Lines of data
* * * * *

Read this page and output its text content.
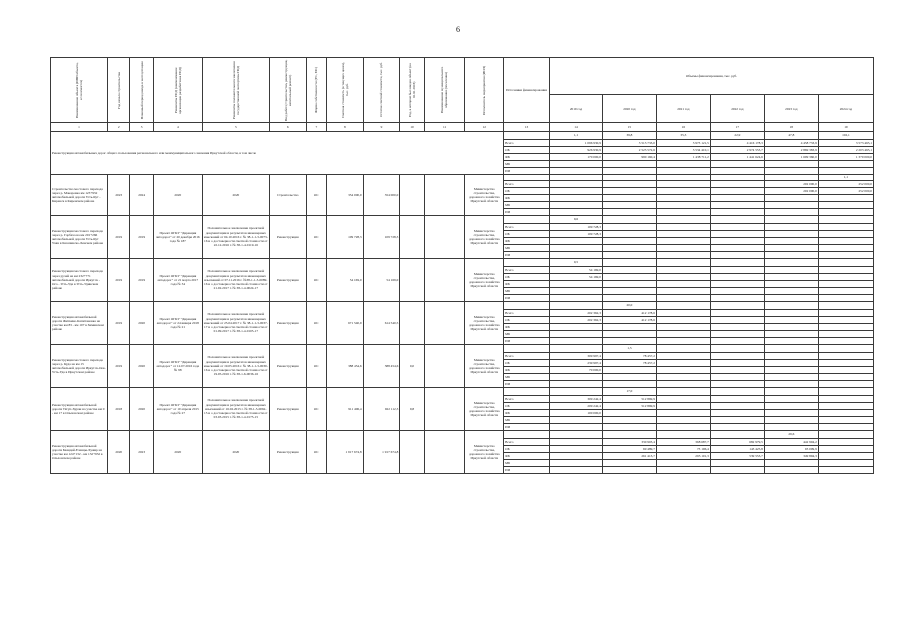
6
Наименование объекта (ИНН объекта, если имеется)	Год начала строительства	Плановый период ввода в эксплуатацию	Реквизиты ПСД (наименование организации разработчика ПСД)	Реквизиты положительного заключения государственной экспертизы ПСД	Вид работ (строительство, реконструкция, капитальный ремонт)	Форма собственности (ГС, МС)	Сметная стоимость (в текущих ценах), тыс. руб.	Остаток сметной стоимости, тыс. руб.	Год, в котором был введен объект (на 01.01.2018)	Наименование муниципального образования (поселения)	Исполнитель мероприятия (ИСП)	Источники финансирования	Объемы финансирования, тыс. руб.					
													2019 год	2020 год	2021 год	2022 год	2023 год	2024 год
1	2	3	4	5	6	7	8	9	10	11	12	13	14	15	16	17	18	19
Реконструкция автомобильных дорог общего пользования регионального или межмуниципального значения Иркутской области, в том числе													1,1	39,8	35,3	22,9	47,8	102,1
												Всего	1 096 930,9	3 513 733,0	3 973 121,5	4 416 178,3	4 458 733,9	3 573 463,1
												ОБ	926 930,9	2 523 572,6	3 534 410,1	2 974 553,7	2 869 383,9	2 203 463,1
												ФБ	170 000,0	990 160,4	1 438 711,2	1 441 624,6	1 609 360,0	1 370 000,0
												МБ						
												ИИ						
Строительство мостового перехода через р. Макаровка км 123+932 автомобильной дороги Усть-Кут - Киренск в Киренском районе	2023	2024	2020	2020	Строительство	ОС	354 000,0	354 000,0			Министерство строительства, дорожного хозяйства Иркутской области							1,1
												Всего					202 000,0	252 000,0
												ОБ					202 000,0	252 000,0
												ФБ						
												МБ						
												ИИ						
Реконструкция мостового перехода через р. Горбаха на км 201+266 автомобильной дороги Усть-Кут Уоян в Казачинско-Ленском районе	2019	2019	Проект ОГКУ "Дирекция автодорог" от 20 декабря 2016 года № 187	Положительное заключение проектной документации и результатов инженерных изысканий от 04.10.2016 г. № 38-1-1-3-0073-16 и о достоверности сметной стоимости от 22.12.2016 г. № 38-1-4-0119-16	Реконструкция	ОС	109 728,3	109 728,3			Министерство строительства, дорожного хозяйства Иркутской области		9,6					
												Всего	109 728,3					
												ОБ	109 728,3					
												ФБ						
												МБ						
												ИИ						
Реконструкция мостового перехода через ручей на км 232+771 автомобильной дороги Иркутск - Оса - Усть-Уда в Усть-Удинском районе	2019	2019	Проект ОГКУ "Дирекция автодорог" от 21 марта 2017 года № 34	Положительное заключение проектной документации и результатов инженерных изысканий от 07.11.2016 г. №38-1-1-3-0089-16 и о достоверности сметной стоимости от 21.02.2017 г. № 38-1-4-0024-17	Реконструкция	ОС	54 169,0	54 169,0			Министерство строительства, дорожного хозяйства Иркутской области		0,5					
												Всего	54 169,0					
												ОБ	54 169,0					
												ФБ						
												МБ						
												ИИ						
Реконструкция автомобильной дороги Житкино-Капитановка на участке км 83 - км 107 в Зиминском районе	2019	2020	Проект ОГКУ "Дирекция автодорог" от 24 января 2018 года № 21	Положительное заключение проектной документации и результатов инженерных изысканий от 25.04.2017 г. № 38-1-1-3-0037-17 и о достоверности сметной стоимости от 01.09.2017 г. № 38-1-4-0105-17	Реконструкция	ОС	671 540,9	614 540,5			Министерство строительства, дорожного хозяйства Иркутской области			20,0				
												Всего	202 362,3	412 178,6				
												ОБ	202 362,3	412 178,6				
												ФБ						
												МБ						
												ИИ						
Реконструкция мостового перехода через р. Куда на км 15 автомобильной дороги Иркутск-Оек-Усть-Уда в Иркутском районе	2019	2020	Проект ОГКУ "Дирекция автодорог" от 12.07.2016 года № 98	Положительное заключение проектной документации и результатов инженерных изысканий от 19.05.2016 г. № 38-1-1-3-0030-16 и о достоверности сметной стоимости от 19.05.2016 г. № 38-1-6-0036-16	Реконструкция	ОС	388 454,6	388 454,6	0,0		Министерство строительства, дорожного хозяйства Иркутской области			1,5				
												Всего	309 997,4	78 457,2				
												ОБ	239 997,4	78 457,2				
												ФБ	70 000,0					
												МБ						
												ИИ						
Реконструкция автомобильной дороги Тёгуп-Хураи на участке км 0 - км 17 в Ольхонском районе	2018	2020	Проект ОГКУ "Дирекция автодорог" от 10 апреля 2015 года № 27	Положительное заключение проектной документации и результатов инженерных изысканий от 16.02.2015 г. № 38-1-5-0062-15 и о достоверности сметной стоимости от 03.03.2015 г. № 38-1-4-0175-15	Реконструкция	ОС	911 406,4	922 112,3	9,8		Министерство строительства, дорожного хозяйства Иркутской области			17,0				
												Всего	309 242,4	512 869,9				
												ОБ	209 242,4	512 869,9				
												ФБ	100 000,0					
												МБ						
												ИИ						
Реконструкция автомобильной дороги Баяндай-Еланцы-Хужир на участке км 124+132 - км 132+932 в Ольхонском районе	2020	2023	2020	2020	Реконструкция	ОС	1 917 674,8	1 917 674,8			Министерство строительства, дорожного хозяйства Иркутской области						29,6	
												Всего		330 903,4	368 687,7	682 979,5	442 904,2	
												ОБ		69 489,7	73 196,4	143 425,8	93 009,9	
												ФБ		261 413,7	295 101,3	539 553,7	349 894,3	
												МБ						
												ИИ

* * * * *

GIVEN TASK
Return each line that includes "Ольхонском".

TASK ANSWER
Реконструкция автомобильной дороги Тёгуп-Хураи на участке км 0 - км 17 в Ольхонском районе	2018	2020	Проект ОГКУ "Дирекция автодорог" от 10 апреля 2015 года № 27	Положительное заключение проектной документации и результатов инженерных изысканий от 16.02.2015 г. № 38-1-5-0062-15 и о достоверности сметной стоимости от 03.03.2015 г. № 38-1-4-0175-15	Реконструкция	ОС	911 406,4	922 112,3	9,8		Министерство строительства, дорожного хозяйства Иркутской области			17,0				
Реконструкция автомобильной дороги Баяндай-Еланцы-Хужир на участке км 124+132 - км 132+932 в Ольхонском районе	2020	2023	2020	2020	Реконструкция	ОС	1 917 674,8	1 917 674,8			Министерство строительства, дорожного хозяйства Иркутской области						29,6	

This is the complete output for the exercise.